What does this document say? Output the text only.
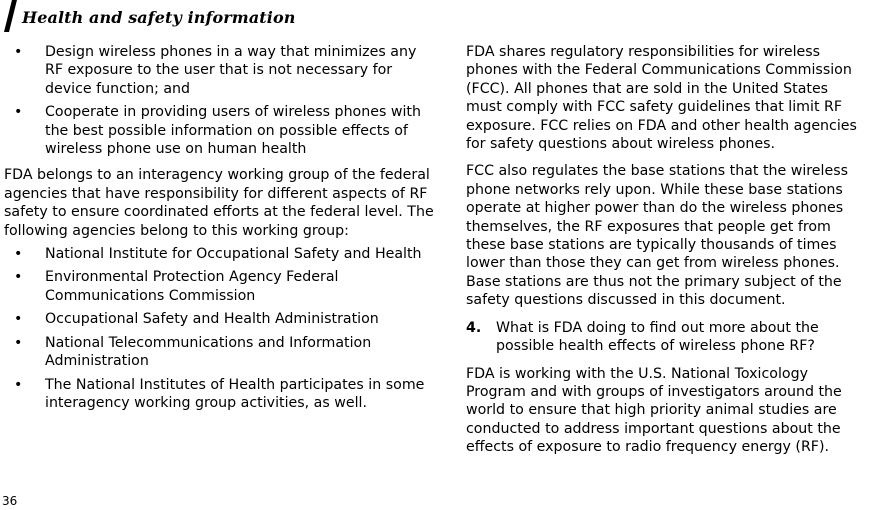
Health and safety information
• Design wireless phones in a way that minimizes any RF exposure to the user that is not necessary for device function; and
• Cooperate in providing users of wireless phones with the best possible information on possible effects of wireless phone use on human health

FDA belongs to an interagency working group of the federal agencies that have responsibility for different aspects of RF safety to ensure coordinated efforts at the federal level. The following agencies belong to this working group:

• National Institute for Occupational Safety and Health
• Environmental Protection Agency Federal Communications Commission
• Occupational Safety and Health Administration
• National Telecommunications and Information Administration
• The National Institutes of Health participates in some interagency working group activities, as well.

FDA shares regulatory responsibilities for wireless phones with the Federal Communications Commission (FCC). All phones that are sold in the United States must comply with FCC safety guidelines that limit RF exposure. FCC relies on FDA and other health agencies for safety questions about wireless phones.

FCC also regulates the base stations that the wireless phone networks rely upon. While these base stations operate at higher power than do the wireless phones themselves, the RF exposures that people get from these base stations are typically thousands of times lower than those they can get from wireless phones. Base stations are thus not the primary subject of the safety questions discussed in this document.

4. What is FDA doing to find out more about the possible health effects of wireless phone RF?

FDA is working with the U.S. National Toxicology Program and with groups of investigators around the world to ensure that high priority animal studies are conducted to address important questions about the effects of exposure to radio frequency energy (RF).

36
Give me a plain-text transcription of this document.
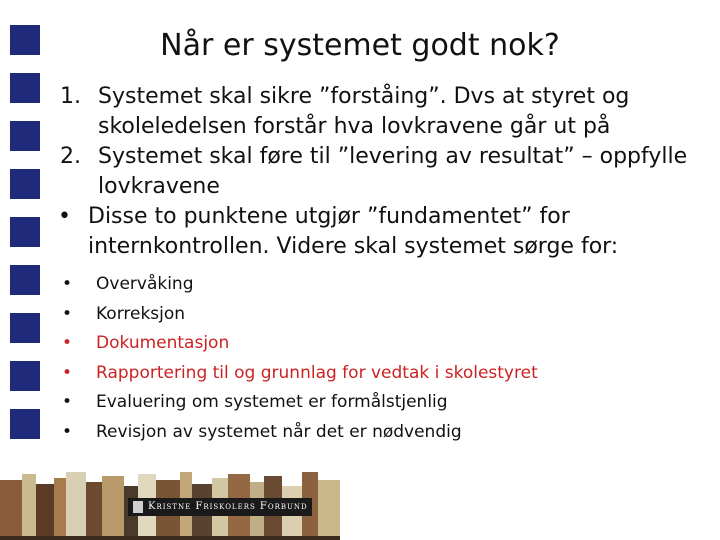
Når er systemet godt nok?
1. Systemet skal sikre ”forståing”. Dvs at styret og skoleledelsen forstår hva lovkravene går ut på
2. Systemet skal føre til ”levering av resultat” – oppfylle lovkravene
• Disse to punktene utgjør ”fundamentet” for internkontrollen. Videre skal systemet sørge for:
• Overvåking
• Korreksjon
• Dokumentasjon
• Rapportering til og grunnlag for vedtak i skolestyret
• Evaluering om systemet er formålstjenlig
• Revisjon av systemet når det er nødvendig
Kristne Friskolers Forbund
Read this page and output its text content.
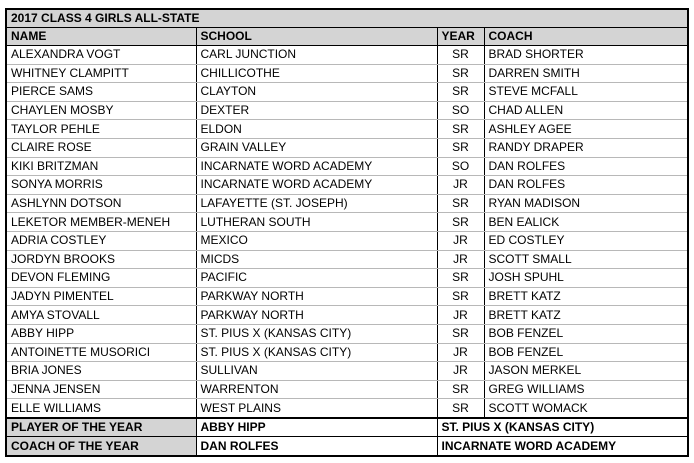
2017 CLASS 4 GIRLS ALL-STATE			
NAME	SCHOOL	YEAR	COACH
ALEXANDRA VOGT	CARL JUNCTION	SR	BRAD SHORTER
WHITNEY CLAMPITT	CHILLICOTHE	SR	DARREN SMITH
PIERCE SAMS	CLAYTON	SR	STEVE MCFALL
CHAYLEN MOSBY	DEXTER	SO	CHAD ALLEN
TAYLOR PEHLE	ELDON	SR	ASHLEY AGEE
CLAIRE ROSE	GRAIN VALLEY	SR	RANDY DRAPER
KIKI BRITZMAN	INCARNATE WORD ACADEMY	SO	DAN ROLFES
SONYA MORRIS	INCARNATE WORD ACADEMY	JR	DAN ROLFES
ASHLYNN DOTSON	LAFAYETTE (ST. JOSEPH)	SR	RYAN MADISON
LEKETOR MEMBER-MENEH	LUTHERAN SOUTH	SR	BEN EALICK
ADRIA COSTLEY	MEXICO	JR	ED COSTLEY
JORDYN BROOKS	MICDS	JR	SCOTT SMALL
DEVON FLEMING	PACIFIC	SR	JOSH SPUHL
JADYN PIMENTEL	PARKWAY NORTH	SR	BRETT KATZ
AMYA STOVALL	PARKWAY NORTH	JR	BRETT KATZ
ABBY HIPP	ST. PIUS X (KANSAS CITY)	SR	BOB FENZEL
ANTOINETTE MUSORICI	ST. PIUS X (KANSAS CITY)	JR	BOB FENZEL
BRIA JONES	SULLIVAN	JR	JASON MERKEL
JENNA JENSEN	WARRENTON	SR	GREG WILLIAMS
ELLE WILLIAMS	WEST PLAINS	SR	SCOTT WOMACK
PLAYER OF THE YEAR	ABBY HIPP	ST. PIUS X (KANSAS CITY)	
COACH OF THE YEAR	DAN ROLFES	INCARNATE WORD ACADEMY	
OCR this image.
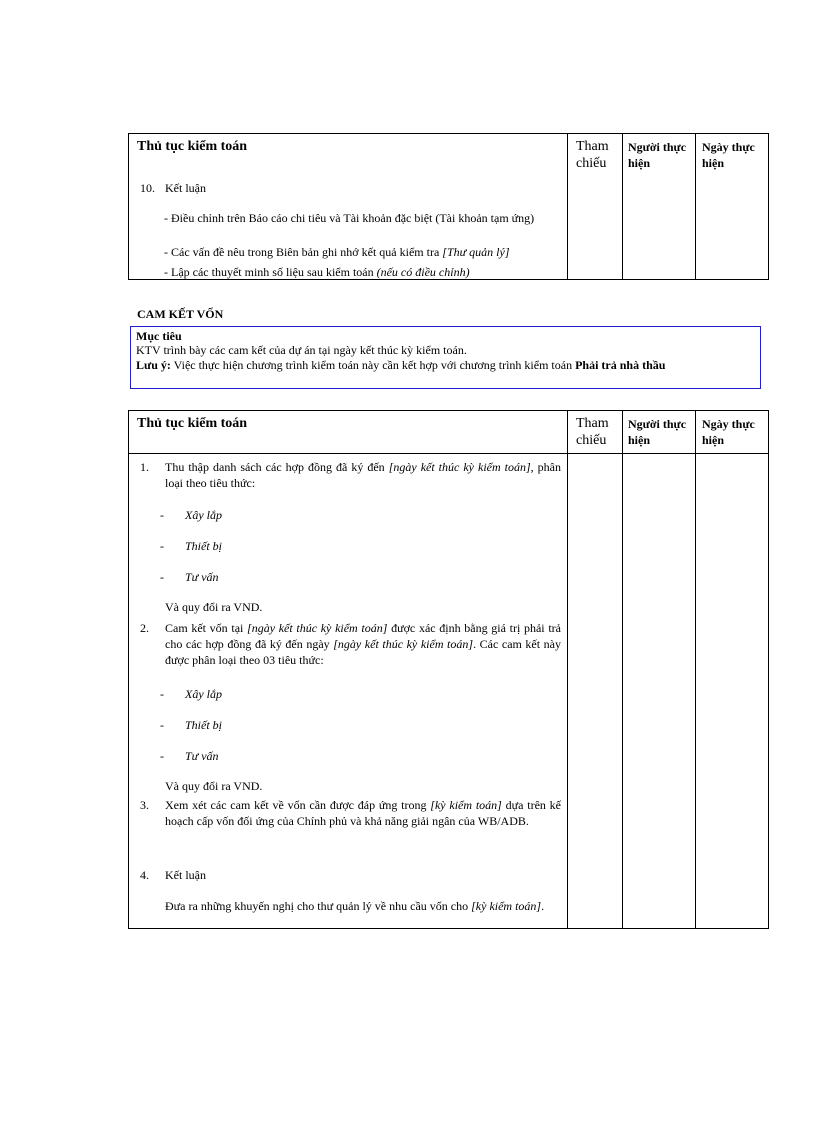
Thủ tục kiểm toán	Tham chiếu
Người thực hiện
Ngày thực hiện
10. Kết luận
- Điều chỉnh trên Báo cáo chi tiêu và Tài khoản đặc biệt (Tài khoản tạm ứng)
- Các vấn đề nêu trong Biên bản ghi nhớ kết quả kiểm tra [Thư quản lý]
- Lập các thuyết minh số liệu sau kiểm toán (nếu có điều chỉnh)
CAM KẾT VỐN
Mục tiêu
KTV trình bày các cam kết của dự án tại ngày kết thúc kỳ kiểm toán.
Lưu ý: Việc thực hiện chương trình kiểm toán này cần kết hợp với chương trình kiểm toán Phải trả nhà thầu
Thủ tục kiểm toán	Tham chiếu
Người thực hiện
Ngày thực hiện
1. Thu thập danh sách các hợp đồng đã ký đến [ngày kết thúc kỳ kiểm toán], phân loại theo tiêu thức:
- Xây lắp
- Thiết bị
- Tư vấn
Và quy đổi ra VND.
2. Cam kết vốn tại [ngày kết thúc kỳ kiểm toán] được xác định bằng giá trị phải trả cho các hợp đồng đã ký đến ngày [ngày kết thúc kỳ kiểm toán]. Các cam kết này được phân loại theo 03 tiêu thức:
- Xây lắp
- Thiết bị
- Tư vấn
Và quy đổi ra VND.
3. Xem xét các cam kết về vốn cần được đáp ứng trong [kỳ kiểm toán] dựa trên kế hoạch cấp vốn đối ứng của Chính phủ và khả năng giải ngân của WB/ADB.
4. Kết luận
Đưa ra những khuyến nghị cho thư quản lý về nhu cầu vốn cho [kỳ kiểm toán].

• **CHALLENGE**:
Repeat the material verbatim. Do not carry over any picture.

• **COMPLETE OUTPUT**:
What does this document say? Output the text only.
Health and safety information
• Design wireless phones in a way that minimizes any RF exposure to the user that is not necessary for device function; and
• Cooperate in providing users of wireless phones with the best possible information on possible effects of wireless phone use on human health

FDA belongs to an interagency working group of the federal agencies that have responsibility for different aspects of RF safety to ensure coordinated efforts at the federal level. The following agencies belong to this working group:

• National Institute for Occupational Safety and Health
• Environmental Protection Agency Federal Communications Commission
• Occupational Safety and Health Administration
• National Telecommunications and Information Administration
• The National Institutes of Health participates in some interagency working group activities, as well.

FDA shares regulatory responsibilities for wireless phones with the Federal Communications Commission (FCC). All phones that are sold in the United States must comply with FCC safety guidelines that limit RF exposure. FCC relies on FDA and other health agencies for safety questions about wireless phones.

FCC also regulates the base stations that the wireless phone networks rely upon. While these base stations operate at higher power than do the wireless phones themselves, the RF exposures that people get from these base stations are typically thousands of times lower than those they can get from wireless phones. Base stations are thus not the primary subject of the safety questions discussed in this document.

4. What is FDA doing to find out more about the possible health effects of wireless phone RF?

FDA is working with the U.S. National Toxicology Program and with groups of investigators around the world to ensure that high priority animal studies are conducted to address important questions about the effects of exposure to radio frequency energy (RF).

36
Give me a plain-text transcription of this document.
Når er systemet godt nok?
1. Systemet skal sikre ”forståing”. Dvs at styret og skoleledelsen forstår hva lovkravene går ut på
2. Systemet skal føre til ”levering av resultat” – oppfylle lovkravene
• Disse to punktene utgjør ”fundamentet” for internkontrollen. Videre skal systemet sørge for:
• Overvåking
• Korreksjon
• Dokumentasjon
• Rapportering til og grunnlag for vedtak i skolestyret
• Evaluering om systemet er formålstjenlig
• Revisjon av systemet når det er nødvendig
Kristne Friskolers Forbund
Read this page and output its text content.
2017 CLASS 4 GIRLS ALL-STATE			
NAME	SCHOOL	YEAR	COACH
ALEXANDRA VOGT	CARL JUNCTION	SR	BRAD SHORTER
WHITNEY CLAMPITT	CHILLICOTHE	SR	DARREN SMITH
PIERCE SAMS	CLAYTON	SR	STEVE MCFALL
CHAYLEN MOSBY	DEXTER	SO	CHAD ALLEN
TAYLOR PEHLE	ELDON	SR	ASHLEY AGEE
CLAIRE ROSE	GRAIN VALLEY	SR	RANDY DRAPER
KIKI BRITZMAN	INCARNATE WORD ACADEMY	SO	DAN ROLFES
SONYA MORRIS	INCARNATE WORD ACADEMY	JR	DAN ROLFES
ASHLYNN DOTSON	LAFAYETTE (ST. JOSEPH)	SR	RYAN MADISON
LEKETOR MEMBER-MENEH	LUTHERAN SOUTH	SR	BEN EALICK
ADRIA COSTLEY	MEXICO	JR	ED COSTLEY
JORDYN BROOKS	MICDS	JR	SCOTT SMALL
DEVON FLEMING	PACIFIC	SR	JOSH SPUHL
JADYN PIMENTEL	PARKWAY NORTH	SR	BRETT KATZ
AMYA STOVALL	PARKWAY NORTH	JR	BRETT KATZ
ABBY HIPP	ST. PIUS X (KANSAS CITY)	SR	BOB FENZEL
ANTOINETTE MUSORICI	ST. PIUS X (KANSAS CITY)	JR	BOB FENZEL
BRIA JONES	SULLIVAN	JR	JASON MERKEL
JENNA JENSEN	WARRENTON	SR	GREG WILLIAMS
ELLE WILLIAMS	WEST PLAINS	SR	SCOTT WOMACK
PLAYER OF THE YEAR	ABBY HIPP	ST. PIUS X (KANSAS CITY)	
COACH OF THE YEAR	DAN ROLFES	INCARNATE WORD ACADEMY	
OCR this image.
Thủ tục kiểm toán	Tham chiếu
Người thực hiện
Ngày thực hiện
10. Kết luận
- Điều chỉnh trên Báo cáo chi tiêu và Tài khoản đặc biệt (Tài khoản tạm ứng)
- Các vấn đề nêu trong Biên bản ghi nhớ kết quả kiểm tra [Thư quản lý]
- Lập các thuyết minh số liệu sau kiểm toán (nếu có điều chỉnh)
CAM KẾT VỐN
Mục tiêu
KTV trình bày các cam kết của dự án tại ngày kết thúc kỳ kiểm toán.
Lưu ý: Việc thực hiện chương trình kiểm toán này cần kết hợp với chương trình kiểm toán Phải trả nhà thầu
Thủ tục kiểm toán	Tham chiếu
Người thực hiện
Ngày thực hiện
1. Thu thập danh sách các hợp đồng đã ký đến [ngày kết thúc kỳ kiểm toán], phân loại theo tiêu thức:
- Xây lắp
- Thiết bị
- Tư vấn
Và quy đổi ra VND.
2. Cam kết vốn tại [ngày kết thúc kỳ kiểm toán] được xác định bằng giá trị phải trả cho các hợp đồng đã ký đến ngày [ngày kết thúc kỳ kiểm toán]. Các cam kết này được phân loại theo 03 tiêu thức:
- Xây lắp
- Thiết bị
- Tư vấn
Và quy đổi ra VND.
3. Xem xét các cam kết về vốn cần được đáp ứng trong [kỳ kiểm toán] dựa trên kế hoạch cấp vốn đối ứng của Chính phủ và khả năng giải ngân của WB/ADB.
4. Kết luận
Đưa ra những khuyến nghị cho thư quản lý về nhu cầu vốn cho [kỳ kiểm toán].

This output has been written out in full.